_STATED TASK:_ Output all of the records exactly as written.
START SOURCE RECORDS
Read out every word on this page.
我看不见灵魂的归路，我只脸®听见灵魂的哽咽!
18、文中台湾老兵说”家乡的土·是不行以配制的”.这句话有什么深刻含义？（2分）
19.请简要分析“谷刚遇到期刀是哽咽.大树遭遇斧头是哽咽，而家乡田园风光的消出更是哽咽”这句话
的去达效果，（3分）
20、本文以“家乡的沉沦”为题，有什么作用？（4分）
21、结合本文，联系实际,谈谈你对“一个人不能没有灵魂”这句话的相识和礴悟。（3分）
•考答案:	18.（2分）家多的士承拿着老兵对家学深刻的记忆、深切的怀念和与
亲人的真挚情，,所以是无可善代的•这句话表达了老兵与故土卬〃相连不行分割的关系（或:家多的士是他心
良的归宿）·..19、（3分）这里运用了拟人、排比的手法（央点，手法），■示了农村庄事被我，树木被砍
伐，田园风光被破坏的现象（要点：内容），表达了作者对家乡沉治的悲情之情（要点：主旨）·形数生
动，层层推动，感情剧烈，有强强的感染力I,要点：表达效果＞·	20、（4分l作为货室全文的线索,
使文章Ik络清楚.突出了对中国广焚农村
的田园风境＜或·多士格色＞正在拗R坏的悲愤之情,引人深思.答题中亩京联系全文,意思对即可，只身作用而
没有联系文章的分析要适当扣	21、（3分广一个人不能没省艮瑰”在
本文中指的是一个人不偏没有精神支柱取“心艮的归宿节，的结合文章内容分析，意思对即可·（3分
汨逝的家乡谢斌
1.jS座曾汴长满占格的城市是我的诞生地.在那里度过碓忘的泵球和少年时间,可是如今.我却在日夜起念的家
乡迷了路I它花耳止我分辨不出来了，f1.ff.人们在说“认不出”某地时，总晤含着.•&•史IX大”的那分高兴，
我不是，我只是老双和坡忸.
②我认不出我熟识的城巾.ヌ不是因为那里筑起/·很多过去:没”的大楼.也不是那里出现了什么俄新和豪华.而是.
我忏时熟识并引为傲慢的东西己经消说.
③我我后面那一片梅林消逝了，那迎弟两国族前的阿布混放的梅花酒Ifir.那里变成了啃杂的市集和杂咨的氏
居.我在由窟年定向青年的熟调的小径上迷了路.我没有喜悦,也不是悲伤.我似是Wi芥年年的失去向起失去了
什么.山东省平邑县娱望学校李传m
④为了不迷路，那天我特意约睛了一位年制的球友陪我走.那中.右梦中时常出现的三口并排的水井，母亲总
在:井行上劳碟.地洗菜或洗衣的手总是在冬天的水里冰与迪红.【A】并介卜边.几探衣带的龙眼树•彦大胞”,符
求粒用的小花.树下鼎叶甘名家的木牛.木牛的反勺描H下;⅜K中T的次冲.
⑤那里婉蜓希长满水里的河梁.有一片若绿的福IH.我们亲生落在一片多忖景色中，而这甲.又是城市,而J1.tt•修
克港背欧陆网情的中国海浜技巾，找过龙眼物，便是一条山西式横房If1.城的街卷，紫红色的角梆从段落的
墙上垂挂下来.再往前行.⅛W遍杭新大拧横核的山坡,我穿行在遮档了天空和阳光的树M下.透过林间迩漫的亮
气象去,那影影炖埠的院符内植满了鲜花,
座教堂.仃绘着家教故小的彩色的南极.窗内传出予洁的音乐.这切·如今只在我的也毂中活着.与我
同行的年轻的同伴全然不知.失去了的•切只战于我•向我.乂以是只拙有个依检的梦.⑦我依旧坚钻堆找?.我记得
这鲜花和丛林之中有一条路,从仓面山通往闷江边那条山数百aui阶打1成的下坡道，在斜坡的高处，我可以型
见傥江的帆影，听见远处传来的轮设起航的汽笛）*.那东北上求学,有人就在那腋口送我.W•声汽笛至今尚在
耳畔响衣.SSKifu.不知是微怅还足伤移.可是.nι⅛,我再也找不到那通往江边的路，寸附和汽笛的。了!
END SOURCE RECORDS
_RESPONSE:_
Read out every word on this page.
我看不见灵魂的归路，我只脸®听见灵魂的哽咽!
18、文中台湾老兵说”家乡的土·是不行以配制的”.这句话有什么深刻含义？（2分）
19.请简要分析“谷刚遇到期刀是哽咽.大树遭遇斧头是哽咽，而家乡田园风光的消出更是哽咽”这句话
的去达效果，（3分）
20、本文以“家乡的沉沦”为题，有什么作用？（4分）
21、结合本文，联系实际,谈谈你对“一个人不能没有灵魂”这句话的相识和礴悟。（3分）
•考答案:	18.（2分）家多的士承拿着老兵对家学深刻的记忆、深切的怀念和与
亲人的真挚情，,所以是无可善代的•这句话表达了老兵与故土卬〃相连不行分割的关系（或:家多的士是他心
良的归宿）·..19、（3分）这里运用了拟人、排比的手法（央点，手法），■示了农村庄事被我，树木被砍
伐，田园风光被破坏的现象（要点：内容），表达了作者对家乡沉治的悲情之情（要点：主旨）·形数生
动，层层推动，感情剧烈，有强强的感染力I,要点：表达效果＞·	20、（4分l作为货室全文的线索,
使文章Ik络清楚.突出了对中国广焚农村
的田园风境＜或·多士格色＞正在拗R坏的悲愤之情,引人深思.答题中亩京联系全文,意思对即可，只身作用而
没有联系文章的分析要适当扣	21、（3分广一个人不能没省艮瑰”在
本文中指的是一个人不偏没有精神支柱取“心艮的归宿节，的结合文章内容分析，意思对即可·（3分
汨逝的家乡谢斌
1.jS座曾汴长满占格的城市是我的诞生地.在那里度过碓忘的泵球和少年时间,可是如今.我却在日夜起念的家
乡迷了路I它花耳止我分辨不出来了，f1.ff.人们在说“认不出”某地时，总晤含着.•&•史IX大”的那分高兴，
我不是，我只是老双和坡忸.
②我认不出我熟识的城巾.ヌ不是因为那里筑起/·很多过去:没”的大楼.也不是那里出现了什么俄新和豪华.而是.
我忏时熟识并引为傲慢的东西己经消说.
③我我后面那一片梅林消逝了，那迎弟两国族前的阿布混放的梅花酒Ifir.那里变成了啃杂的市集和杂咨的氏
居.我在由窟年定向青年的熟调的小径上迷了路.我没有喜悦,也不是悲伤.我似是Wi芥年年的失去向起失去了
什么.山东省平邑县娱望学校李传m
④为了不迷路，那天我特意约睛了一位年制的球友陪我走.那中.右梦中时常出现的三口并排的水井，母亲总
在:井行上劳碟.地洗菜或洗衣的手总是在冬天的水里冰与迪红.【A】并介卜边.几探衣带的龙眼树•彦大胞”,符
求粒用的小花.树下鼎叶甘名家的木牛.木牛的反勺描H下;⅜K中T的次冲.
⑤那里婉蜓希长满水里的河梁.有一片若绿的福IH.我们亲生落在一片多忖景色中，而这甲.又是城市,而J1.tt•修
克港背欧陆网情的中国海浜技巾，找过龙眼物，便是一条山西式横房If1.城的街卷，紫红色的角梆从段落的
墙上垂挂下来.再往前行.⅛W遍杭新大拧横核的山坡,我穿行在遮档了天空和阳光的树M下.透过林间迩漫的亮
气象去,那影影炖埠的院符内植满了鲜花,
座教堂.仃绘着家教故小的彩色的南极.窗内传出予洁的音乐.这切·如今只在我的也毂中活着.与我
同行的年轻的同伴全然不知.失去了的•切只战于我•向我.乂以是只拙有个依检的梦.⑦我依旧坚钻堆找?.我记得
这鲜花和丛林之中有一条路,从仓面山通往闷江边那条山数百aui阶打1成的下坡道，在斜坡的高处，我可以型
见傥江的帆影，听见远处传来的轮设起航的汽笛）*.那东北上求学,有人就在那腋口送我.W•声汽笛至今尚在
耳畔响衣.SSKifu.不知是微怅还足伤移.可是.nι⅛,我再也找不到那通往江边的路，寸附和汽笛的。了!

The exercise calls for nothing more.